## [RECORDS FOR THIS TASK]
========================================================================

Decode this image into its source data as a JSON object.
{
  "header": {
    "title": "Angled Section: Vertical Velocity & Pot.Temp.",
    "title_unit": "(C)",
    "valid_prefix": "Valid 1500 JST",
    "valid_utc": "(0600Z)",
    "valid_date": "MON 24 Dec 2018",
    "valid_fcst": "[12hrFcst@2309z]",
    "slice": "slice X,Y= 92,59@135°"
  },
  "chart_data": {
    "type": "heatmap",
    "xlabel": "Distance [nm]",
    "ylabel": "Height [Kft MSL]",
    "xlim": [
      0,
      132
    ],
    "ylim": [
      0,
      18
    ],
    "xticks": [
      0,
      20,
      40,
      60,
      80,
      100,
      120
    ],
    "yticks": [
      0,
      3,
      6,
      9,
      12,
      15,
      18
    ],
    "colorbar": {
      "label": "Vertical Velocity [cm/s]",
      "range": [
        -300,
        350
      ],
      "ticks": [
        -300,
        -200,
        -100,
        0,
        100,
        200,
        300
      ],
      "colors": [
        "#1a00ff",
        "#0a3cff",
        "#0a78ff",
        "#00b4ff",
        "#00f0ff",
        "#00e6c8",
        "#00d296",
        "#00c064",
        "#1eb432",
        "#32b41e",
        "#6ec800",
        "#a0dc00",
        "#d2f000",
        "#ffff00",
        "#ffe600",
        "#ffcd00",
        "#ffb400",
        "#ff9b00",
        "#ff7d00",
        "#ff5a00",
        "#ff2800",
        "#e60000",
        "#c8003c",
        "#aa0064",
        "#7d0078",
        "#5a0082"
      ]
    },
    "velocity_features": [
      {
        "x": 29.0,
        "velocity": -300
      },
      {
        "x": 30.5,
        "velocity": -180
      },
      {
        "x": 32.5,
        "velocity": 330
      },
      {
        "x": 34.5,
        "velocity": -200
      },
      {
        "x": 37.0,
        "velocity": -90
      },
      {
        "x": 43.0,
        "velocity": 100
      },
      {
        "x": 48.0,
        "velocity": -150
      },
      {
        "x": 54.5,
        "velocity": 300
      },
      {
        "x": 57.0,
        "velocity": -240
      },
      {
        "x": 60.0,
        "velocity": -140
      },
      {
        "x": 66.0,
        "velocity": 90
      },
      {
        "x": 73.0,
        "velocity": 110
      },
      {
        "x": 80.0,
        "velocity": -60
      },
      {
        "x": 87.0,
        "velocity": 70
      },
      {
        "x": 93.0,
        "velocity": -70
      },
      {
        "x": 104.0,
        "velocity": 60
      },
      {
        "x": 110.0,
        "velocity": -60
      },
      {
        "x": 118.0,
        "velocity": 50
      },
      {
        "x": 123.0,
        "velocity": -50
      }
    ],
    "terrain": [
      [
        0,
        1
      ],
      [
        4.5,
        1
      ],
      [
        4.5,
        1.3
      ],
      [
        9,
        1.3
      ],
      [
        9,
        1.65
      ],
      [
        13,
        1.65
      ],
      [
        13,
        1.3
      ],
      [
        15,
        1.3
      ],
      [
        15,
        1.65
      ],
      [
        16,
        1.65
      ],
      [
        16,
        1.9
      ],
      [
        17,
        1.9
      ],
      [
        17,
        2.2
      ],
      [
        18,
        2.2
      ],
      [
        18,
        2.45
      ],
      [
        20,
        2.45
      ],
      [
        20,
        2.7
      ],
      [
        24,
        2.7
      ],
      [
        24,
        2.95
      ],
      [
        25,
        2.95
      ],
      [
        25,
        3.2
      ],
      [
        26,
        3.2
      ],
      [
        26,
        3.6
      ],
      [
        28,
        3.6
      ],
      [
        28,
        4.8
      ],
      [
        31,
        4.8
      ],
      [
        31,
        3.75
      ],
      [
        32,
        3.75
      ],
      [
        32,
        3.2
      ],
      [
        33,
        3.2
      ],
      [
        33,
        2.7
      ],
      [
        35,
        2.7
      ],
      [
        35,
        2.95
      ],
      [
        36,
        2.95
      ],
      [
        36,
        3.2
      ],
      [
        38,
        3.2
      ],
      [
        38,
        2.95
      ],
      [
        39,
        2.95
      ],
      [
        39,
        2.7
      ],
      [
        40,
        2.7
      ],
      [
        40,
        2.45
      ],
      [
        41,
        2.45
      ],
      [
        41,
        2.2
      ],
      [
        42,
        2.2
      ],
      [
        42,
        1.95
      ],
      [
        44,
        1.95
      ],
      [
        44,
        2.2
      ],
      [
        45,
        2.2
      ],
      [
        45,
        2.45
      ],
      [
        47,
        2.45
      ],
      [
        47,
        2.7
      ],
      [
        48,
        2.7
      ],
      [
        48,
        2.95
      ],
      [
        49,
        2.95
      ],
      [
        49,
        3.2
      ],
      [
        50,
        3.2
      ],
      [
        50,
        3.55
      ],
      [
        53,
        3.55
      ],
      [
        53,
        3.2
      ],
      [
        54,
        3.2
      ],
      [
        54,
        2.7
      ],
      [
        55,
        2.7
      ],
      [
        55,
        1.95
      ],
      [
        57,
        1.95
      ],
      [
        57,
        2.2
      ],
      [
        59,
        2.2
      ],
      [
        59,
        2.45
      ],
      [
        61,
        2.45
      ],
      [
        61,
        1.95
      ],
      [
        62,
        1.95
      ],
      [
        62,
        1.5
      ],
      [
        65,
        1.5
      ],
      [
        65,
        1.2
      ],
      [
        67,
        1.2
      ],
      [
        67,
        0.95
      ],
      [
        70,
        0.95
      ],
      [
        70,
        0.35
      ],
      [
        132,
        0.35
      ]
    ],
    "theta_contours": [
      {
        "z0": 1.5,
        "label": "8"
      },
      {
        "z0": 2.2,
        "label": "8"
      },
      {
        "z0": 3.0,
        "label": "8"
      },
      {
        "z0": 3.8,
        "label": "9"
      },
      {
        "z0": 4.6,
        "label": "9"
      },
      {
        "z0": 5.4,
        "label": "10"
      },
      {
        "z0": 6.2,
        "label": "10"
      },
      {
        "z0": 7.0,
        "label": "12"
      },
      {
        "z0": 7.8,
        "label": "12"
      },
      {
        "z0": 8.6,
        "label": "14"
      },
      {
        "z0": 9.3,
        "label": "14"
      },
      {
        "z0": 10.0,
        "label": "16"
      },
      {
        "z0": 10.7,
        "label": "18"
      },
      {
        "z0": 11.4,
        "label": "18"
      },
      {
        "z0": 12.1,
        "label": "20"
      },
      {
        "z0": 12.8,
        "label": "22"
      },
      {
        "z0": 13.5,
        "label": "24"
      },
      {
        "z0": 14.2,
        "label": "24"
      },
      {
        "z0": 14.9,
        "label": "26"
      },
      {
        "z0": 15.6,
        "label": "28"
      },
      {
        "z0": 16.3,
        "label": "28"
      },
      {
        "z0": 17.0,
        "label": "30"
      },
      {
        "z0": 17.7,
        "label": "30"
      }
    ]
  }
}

========================================================================

## [GOAL]
Take each line of the material that contains the word "Vertical" and list it.

## [SOLUTION TO THE PROBLEM]
    "title": "Angled Section: Vertical Velocity & Pot.Temp.",
      "label": "Vertical Velocity [cm/s]",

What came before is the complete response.